## begin THE INPUT

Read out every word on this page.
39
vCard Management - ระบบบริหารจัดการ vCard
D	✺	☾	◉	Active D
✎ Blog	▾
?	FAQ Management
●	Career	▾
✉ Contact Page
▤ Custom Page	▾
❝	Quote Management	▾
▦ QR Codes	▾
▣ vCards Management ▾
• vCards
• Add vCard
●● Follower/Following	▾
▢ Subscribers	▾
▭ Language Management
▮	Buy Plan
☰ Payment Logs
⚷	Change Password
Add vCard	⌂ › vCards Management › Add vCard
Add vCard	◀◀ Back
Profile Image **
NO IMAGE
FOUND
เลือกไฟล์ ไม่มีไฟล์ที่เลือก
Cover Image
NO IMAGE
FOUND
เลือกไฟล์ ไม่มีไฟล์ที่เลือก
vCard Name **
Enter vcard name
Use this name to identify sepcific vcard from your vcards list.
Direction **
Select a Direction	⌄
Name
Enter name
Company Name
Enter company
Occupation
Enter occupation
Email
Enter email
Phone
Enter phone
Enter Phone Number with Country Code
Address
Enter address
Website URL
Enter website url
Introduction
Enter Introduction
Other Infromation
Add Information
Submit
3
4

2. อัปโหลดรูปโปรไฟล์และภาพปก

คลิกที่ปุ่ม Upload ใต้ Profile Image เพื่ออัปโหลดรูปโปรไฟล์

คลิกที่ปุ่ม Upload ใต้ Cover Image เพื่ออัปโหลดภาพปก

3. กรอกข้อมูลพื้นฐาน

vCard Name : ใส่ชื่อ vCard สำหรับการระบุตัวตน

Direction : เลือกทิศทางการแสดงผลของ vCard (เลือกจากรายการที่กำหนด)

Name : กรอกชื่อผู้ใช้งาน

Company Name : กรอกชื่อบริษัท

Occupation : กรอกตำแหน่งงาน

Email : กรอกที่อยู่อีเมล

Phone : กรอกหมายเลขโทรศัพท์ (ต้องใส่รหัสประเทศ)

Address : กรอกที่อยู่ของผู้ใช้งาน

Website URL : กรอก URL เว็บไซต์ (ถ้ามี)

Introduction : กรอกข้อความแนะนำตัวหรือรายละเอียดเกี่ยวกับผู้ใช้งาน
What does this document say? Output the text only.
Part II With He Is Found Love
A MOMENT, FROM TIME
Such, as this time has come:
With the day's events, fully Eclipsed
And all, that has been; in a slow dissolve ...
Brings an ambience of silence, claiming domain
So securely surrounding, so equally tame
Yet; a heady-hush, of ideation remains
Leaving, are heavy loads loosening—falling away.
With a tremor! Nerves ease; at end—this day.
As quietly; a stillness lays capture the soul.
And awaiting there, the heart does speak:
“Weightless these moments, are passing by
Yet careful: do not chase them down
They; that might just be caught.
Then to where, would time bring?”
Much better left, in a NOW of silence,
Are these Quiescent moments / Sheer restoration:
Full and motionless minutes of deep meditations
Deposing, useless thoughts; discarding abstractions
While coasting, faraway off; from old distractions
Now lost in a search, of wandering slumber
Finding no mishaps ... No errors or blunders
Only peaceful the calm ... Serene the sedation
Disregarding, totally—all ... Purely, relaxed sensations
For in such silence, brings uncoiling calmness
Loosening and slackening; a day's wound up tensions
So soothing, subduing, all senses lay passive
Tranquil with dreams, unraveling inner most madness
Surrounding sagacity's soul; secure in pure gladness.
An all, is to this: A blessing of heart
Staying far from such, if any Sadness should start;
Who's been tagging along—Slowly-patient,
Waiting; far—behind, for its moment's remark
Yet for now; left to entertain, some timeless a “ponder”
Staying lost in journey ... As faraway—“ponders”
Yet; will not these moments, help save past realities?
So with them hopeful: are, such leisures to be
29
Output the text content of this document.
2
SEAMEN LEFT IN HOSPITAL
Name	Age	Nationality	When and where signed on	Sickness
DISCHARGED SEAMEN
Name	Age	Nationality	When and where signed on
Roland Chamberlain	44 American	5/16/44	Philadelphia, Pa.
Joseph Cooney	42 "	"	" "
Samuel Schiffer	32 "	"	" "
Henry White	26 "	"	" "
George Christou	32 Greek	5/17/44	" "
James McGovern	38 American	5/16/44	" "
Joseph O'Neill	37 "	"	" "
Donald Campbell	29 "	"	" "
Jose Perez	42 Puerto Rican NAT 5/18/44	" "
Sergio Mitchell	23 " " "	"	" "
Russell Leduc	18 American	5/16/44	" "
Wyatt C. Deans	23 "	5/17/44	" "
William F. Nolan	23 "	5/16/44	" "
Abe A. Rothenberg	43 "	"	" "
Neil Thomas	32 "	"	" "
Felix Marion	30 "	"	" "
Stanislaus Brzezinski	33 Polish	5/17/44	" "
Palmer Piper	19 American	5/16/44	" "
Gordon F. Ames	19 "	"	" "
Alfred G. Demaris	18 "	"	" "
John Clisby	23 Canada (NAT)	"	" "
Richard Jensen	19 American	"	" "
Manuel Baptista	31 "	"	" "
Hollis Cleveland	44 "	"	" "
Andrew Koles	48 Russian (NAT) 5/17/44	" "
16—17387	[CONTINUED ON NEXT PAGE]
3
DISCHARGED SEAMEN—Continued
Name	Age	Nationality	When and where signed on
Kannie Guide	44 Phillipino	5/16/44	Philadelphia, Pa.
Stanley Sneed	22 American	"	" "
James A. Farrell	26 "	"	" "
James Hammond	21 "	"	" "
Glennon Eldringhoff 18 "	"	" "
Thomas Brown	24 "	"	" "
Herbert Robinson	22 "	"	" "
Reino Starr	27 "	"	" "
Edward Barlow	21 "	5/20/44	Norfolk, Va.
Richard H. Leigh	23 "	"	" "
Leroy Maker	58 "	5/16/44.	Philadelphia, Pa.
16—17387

## end THE INPUT

WORK TO BE COMPLETED:
Filter out every line that lacks the word "Philadelphia", and copy the rest.

RESULT OF THE EXERCISE:
Roland Chamberlain	44 American	5/16/44	Philadelphia, Pa.
Kannie Guide	44 Phillipino	5/16/44	Philadelphia, Pa.
Leroy Maker	58 "	5/16/44.	Philadelphia, Pa.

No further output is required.